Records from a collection
################
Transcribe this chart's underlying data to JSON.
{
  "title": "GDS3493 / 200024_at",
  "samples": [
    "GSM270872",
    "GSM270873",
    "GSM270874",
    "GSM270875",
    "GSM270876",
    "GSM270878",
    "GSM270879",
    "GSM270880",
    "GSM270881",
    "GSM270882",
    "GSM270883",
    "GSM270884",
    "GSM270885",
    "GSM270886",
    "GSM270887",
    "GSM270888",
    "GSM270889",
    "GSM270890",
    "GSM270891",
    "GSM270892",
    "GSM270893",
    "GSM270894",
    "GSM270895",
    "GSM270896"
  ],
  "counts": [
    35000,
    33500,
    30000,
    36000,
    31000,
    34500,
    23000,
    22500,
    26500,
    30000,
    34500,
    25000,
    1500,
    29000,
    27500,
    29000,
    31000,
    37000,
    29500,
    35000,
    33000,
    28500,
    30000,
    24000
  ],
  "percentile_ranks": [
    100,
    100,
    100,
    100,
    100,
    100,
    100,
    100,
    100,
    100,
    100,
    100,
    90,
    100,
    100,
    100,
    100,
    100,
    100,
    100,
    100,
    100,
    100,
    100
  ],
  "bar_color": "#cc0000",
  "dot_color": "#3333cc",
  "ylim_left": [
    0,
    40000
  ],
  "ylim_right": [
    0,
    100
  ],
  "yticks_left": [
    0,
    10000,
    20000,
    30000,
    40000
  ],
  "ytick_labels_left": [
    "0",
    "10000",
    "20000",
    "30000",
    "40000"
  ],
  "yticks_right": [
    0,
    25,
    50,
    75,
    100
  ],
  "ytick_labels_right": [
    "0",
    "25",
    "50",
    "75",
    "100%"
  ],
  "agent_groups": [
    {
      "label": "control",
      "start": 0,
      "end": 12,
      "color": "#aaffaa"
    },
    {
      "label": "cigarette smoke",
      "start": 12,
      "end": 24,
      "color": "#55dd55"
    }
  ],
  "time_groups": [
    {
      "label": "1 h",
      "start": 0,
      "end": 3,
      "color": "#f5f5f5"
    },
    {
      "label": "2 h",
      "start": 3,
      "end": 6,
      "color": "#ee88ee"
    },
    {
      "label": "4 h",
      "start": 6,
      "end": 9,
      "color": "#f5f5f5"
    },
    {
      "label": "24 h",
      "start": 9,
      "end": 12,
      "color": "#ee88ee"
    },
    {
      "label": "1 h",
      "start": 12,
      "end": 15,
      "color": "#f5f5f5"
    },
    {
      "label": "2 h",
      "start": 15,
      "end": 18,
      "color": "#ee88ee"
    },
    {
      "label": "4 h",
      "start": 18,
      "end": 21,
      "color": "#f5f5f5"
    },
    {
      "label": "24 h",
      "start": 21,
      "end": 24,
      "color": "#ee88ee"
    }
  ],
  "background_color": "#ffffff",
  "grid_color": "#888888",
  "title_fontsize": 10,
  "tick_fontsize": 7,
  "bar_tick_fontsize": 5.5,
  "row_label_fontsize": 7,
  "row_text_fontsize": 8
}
################
WHAT IS REQUIRED => Return all of the data precisely as it appears.

ANSWER TO THIS PROBLEM =>
Transcribe this chart's underlying data to JSON.
{
  "title": "GDS3493 / 200024_at",
  "samples": [
    "GSM270872",
    "GSM270873",
    "GSM270874",
    "GSM270875",
    "GSM270876",
    "GSM270878",
    "GSM270879",
    "GSM270880",
    "GSM270881",
    "GSM270882",
    "GSM270883",
    "GSM270884",
    "GSM270885",
    "GSM270886",
    "GSM270887",
    "GSM270888",
    "GSM270889",
    "GSM270890",
    "GSM270891",
    "GSM270892",
    "GSM270893",
    "GSM270894",
    "GSM270895",
    "GSM270896"
  ],
  "counts": [
    35000,
    33500,
    30000,
    36000,
    31000,
    34500,
    23000,
    22500,
    26500,
    30000,
    34500,
    25000,
    1500,
    29000,
    27500,
    29000,
    31000,
    37000,
    29500,
    35000,
    33000,
    28500,
    30000,
    24000
  ],
  "percentile_ranks": [
    100,
    100,
    100,
    100,
    100,
    100,
    100,
    100,
    100,
    100,
    100,
    100,
    90,
    100,
    100,
    100,
    100,
    100,
    100,
    100,
    100,
    100,
    100,
    100
  ],
  "bar_color": "#cc0000",
  "dot_color": "#3333cc",
  "ylim_left": [
    0,
    40000
  ],
  "ylim_right": [
    0,
    100
  ],
  "yticks_left": [
    0,
    10000,
    20000,
    30000,
    40000
  ],
  "ytick_labels_left": [
    "0",
    "10000",
    "20000",
    "30000",
    "40000"
  ],
  "yticks_right": [
    0,
    25,
    50,
    75,
    100
  ],
  "ytick_labels_right": [
    "0",
    "25",
    "50",
    "75",
    "100%"
  ],
  "agent_groups": [
    {
      "label": "control",
      "start": 0,
      "end": 12,
      "color": "#aaffaa"
    },
    {
      "label": "cigarette smoke",
      "start": 12,
      "end": 24,
      "color": "#55dd55"
    }
  ],
  "time_groups": [
    {
      "label": "1 h",
      "start": 0,
      "end": 3,
      "color": "#f5f5f5"
    },
    {
      "label": "2 h",
      "start": 3,
      "end": 6,
      "color": "#ee88ee"
    },
    {
      "label": "4 h",
      "start": 6,
      "end": 9,
      "color": "#f5f5f5"
    },
    {
      "label": "24 h",
      "start": 9,
      "end": 12,
      "color": "#ee88ee"
    },
    {
      "label": "1 h",
      "start": 12,
      "end": 15,
      "color": "#f5f5f5"
    },
    {
      "label": "2 h",
      "start": 15,
      "end": 18,
      "color": "#ee88ee"
    },
    {
      "label": "4 h",
      "start": 18,
      "end": 21,
      "color": "#f5f5f5"
    },
    {
      "label": "24 h",
      "start": 21,
      "end": 24,
      "color": "#ee88ee"
    }
  ],
  "background_color": "#ffffff",
  "grid_color": "#888888",
  "title_fontsize": 10,
  "tick_fontsize": 7,
  "bar_tick_fontsize": 5.5,
  "row_label_fontsize": 7,
  "row_text_fontsize": 8
}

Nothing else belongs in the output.